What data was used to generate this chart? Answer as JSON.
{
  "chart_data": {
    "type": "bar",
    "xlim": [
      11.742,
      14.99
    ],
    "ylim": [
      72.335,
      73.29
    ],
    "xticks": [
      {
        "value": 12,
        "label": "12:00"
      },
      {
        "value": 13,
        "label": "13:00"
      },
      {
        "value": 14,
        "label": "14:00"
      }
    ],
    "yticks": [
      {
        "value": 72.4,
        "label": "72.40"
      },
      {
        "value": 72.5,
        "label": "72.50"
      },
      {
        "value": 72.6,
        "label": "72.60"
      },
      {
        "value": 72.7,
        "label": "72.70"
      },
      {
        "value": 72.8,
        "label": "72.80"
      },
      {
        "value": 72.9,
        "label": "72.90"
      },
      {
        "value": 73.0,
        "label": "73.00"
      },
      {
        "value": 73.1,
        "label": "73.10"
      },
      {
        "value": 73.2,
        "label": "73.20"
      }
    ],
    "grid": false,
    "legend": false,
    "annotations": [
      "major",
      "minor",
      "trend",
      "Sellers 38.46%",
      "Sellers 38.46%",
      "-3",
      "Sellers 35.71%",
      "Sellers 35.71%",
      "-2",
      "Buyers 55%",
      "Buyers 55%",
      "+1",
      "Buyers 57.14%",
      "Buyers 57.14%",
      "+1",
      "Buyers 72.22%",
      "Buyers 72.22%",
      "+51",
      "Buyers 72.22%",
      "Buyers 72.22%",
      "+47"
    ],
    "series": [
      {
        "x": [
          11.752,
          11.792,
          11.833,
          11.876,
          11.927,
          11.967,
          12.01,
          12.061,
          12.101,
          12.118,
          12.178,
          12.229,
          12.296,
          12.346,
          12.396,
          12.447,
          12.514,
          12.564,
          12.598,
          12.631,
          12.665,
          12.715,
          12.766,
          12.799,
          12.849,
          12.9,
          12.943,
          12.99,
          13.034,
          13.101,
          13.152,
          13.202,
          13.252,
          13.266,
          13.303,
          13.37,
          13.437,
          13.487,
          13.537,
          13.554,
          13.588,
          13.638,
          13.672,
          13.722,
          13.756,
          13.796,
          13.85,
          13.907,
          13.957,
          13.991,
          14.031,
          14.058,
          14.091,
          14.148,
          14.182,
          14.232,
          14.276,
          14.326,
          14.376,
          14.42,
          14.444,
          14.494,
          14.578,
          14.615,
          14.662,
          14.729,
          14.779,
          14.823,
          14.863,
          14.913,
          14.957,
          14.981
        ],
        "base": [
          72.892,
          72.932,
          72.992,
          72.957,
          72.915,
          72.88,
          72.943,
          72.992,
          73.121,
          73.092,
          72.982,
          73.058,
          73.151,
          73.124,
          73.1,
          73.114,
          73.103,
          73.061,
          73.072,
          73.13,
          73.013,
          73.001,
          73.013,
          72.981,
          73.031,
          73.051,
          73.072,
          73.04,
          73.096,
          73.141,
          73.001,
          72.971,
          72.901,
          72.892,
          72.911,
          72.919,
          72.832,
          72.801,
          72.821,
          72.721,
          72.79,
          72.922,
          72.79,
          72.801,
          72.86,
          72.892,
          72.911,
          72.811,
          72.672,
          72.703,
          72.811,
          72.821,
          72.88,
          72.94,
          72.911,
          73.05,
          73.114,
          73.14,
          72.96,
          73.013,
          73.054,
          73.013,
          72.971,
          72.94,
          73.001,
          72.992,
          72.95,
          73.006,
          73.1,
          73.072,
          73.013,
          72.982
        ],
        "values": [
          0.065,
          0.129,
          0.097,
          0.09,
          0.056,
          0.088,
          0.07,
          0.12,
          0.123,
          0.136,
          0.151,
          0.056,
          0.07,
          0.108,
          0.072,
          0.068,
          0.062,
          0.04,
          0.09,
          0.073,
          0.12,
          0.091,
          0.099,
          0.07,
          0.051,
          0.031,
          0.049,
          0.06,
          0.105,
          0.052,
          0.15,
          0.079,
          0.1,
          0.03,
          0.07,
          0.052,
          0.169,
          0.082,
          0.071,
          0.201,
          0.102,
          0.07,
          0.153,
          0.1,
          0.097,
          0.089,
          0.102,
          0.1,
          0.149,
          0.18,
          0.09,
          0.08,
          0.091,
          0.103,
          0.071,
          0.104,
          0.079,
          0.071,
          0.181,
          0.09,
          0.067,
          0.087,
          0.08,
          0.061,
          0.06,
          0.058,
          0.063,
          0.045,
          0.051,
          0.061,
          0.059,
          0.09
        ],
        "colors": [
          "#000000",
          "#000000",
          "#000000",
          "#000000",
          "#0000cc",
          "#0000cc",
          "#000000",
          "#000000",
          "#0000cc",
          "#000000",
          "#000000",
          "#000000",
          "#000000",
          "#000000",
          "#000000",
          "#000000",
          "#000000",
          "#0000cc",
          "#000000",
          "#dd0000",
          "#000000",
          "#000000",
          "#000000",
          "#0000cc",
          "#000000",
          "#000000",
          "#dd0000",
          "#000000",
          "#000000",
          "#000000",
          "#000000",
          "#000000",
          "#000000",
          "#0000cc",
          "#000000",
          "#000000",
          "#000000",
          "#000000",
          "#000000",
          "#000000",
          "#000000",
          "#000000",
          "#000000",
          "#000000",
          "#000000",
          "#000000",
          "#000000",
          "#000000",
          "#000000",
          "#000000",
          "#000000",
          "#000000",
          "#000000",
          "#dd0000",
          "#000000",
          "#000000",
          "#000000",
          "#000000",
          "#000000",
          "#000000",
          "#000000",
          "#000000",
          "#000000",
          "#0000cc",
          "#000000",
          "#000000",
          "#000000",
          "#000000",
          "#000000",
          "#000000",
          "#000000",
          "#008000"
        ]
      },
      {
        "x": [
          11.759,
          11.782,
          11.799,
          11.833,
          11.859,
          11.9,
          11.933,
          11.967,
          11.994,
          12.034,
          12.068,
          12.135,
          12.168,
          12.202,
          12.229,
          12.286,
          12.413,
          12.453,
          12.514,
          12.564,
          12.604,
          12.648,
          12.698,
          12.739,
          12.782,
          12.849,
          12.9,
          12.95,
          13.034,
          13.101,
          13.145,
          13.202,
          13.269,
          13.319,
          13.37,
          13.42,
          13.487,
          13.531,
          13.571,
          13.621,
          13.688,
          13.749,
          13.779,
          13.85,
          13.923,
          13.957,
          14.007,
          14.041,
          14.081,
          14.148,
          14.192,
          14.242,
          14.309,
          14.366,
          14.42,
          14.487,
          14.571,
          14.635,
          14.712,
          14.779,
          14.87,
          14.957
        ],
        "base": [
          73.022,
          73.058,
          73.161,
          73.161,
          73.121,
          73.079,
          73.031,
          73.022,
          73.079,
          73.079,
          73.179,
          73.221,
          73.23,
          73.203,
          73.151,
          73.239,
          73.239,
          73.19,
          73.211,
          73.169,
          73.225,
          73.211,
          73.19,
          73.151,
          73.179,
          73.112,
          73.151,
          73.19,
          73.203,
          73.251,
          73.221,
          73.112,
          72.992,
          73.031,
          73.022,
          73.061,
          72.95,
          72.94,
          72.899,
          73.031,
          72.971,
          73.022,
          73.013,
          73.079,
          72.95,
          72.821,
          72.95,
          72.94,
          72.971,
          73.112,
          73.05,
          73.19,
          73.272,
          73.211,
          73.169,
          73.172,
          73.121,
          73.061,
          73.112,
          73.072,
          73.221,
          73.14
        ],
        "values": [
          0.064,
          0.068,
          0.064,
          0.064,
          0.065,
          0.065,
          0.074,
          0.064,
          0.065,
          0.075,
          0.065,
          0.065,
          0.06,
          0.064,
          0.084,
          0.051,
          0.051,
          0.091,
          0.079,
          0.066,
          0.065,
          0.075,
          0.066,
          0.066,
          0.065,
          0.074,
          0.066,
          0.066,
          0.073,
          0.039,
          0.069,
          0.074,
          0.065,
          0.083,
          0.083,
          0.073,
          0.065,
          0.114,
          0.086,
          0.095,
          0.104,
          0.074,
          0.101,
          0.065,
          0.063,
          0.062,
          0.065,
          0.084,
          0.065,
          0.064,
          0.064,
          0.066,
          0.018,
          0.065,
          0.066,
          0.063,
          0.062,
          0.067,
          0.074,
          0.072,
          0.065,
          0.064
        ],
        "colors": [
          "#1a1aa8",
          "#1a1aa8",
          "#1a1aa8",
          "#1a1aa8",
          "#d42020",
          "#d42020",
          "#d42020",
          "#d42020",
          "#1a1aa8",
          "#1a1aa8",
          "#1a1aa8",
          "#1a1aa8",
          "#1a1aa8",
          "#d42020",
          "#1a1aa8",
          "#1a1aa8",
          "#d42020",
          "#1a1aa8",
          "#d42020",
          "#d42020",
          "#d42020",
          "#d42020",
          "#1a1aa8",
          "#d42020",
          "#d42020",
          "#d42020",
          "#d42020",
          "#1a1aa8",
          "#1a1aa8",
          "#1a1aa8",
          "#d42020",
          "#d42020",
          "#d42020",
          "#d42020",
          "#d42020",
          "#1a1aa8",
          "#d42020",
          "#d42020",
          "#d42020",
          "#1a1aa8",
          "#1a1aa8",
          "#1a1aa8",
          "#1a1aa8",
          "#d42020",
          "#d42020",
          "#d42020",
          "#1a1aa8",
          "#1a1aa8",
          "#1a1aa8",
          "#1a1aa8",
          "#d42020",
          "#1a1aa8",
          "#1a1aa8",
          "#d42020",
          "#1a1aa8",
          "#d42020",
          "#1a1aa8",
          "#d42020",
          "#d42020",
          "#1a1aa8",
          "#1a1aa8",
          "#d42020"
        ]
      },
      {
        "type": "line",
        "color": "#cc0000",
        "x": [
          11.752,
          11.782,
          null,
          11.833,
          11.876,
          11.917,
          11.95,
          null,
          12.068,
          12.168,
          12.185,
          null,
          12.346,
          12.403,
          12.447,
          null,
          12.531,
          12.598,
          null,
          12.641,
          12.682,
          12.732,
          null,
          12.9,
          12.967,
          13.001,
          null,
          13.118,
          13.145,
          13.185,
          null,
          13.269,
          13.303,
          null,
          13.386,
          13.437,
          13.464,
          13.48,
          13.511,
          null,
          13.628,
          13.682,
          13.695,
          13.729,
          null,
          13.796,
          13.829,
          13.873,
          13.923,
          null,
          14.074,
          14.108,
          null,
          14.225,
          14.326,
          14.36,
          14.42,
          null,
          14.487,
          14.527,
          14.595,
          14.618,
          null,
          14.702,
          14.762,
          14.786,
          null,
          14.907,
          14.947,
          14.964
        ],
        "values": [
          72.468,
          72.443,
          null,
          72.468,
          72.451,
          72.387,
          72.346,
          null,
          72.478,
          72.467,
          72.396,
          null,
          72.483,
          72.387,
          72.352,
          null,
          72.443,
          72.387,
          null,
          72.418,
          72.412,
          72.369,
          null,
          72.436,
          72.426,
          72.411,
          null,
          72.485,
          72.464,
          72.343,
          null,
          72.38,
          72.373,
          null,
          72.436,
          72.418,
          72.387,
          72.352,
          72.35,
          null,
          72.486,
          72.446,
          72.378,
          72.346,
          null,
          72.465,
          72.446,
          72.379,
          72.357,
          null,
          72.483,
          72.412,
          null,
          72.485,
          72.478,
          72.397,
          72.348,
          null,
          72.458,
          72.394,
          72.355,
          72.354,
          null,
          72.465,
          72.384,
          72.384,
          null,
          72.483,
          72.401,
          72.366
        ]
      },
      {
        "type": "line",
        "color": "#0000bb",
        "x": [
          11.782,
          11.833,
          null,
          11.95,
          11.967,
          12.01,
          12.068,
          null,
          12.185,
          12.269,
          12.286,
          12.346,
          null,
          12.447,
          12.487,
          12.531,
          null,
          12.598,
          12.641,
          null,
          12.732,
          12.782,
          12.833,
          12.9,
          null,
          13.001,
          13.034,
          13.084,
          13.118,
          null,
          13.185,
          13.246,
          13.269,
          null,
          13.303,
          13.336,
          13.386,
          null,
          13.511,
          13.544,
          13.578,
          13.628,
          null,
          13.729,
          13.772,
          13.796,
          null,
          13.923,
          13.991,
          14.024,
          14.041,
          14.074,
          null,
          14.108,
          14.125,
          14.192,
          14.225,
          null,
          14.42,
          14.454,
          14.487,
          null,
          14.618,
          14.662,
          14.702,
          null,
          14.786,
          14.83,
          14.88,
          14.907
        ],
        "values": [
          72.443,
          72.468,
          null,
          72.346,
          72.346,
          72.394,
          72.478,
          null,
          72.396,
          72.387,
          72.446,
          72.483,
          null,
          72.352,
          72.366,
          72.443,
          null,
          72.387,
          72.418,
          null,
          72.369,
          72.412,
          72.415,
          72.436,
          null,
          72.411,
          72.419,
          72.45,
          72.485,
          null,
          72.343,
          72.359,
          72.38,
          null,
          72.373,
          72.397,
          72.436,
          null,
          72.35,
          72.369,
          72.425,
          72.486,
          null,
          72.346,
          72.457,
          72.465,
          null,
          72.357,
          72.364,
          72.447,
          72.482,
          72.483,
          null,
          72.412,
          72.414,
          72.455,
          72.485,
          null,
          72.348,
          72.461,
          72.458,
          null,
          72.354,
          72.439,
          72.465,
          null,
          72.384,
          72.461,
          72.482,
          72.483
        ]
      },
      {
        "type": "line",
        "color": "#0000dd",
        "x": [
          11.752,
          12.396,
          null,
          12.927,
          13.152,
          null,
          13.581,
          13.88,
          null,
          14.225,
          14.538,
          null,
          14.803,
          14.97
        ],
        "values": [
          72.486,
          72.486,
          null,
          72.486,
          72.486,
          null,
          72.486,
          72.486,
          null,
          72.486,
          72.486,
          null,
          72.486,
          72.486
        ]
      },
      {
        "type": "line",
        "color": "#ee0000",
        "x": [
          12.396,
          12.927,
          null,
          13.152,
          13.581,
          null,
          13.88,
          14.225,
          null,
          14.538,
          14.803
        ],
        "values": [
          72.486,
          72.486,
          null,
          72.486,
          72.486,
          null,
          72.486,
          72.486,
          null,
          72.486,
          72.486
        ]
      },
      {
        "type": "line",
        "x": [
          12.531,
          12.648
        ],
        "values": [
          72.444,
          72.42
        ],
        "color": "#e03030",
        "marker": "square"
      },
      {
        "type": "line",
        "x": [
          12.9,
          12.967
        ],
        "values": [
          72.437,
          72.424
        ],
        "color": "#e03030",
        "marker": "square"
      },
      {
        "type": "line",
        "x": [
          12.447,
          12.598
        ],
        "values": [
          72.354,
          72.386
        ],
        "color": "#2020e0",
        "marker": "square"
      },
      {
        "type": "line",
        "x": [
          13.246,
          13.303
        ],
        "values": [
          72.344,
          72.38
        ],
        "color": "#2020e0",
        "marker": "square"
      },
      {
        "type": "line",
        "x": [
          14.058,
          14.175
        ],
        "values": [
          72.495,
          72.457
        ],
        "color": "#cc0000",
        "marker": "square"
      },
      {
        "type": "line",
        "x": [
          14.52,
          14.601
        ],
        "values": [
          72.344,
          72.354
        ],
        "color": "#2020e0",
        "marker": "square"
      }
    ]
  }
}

------------------------------

Gather and return every line that holds the string "label".

Exercise answer:
        "label": "12:00"
        "label": "13:00"
        "label": "14:00"
        "label": "72.40"
        "label": "72.50"
        "label": "72.60"
        "label": "72.70"
        "label": "72.80"
        "label": "72.90"
        "label": "73.00"
        "label": "73.10"
        "label": "73.20"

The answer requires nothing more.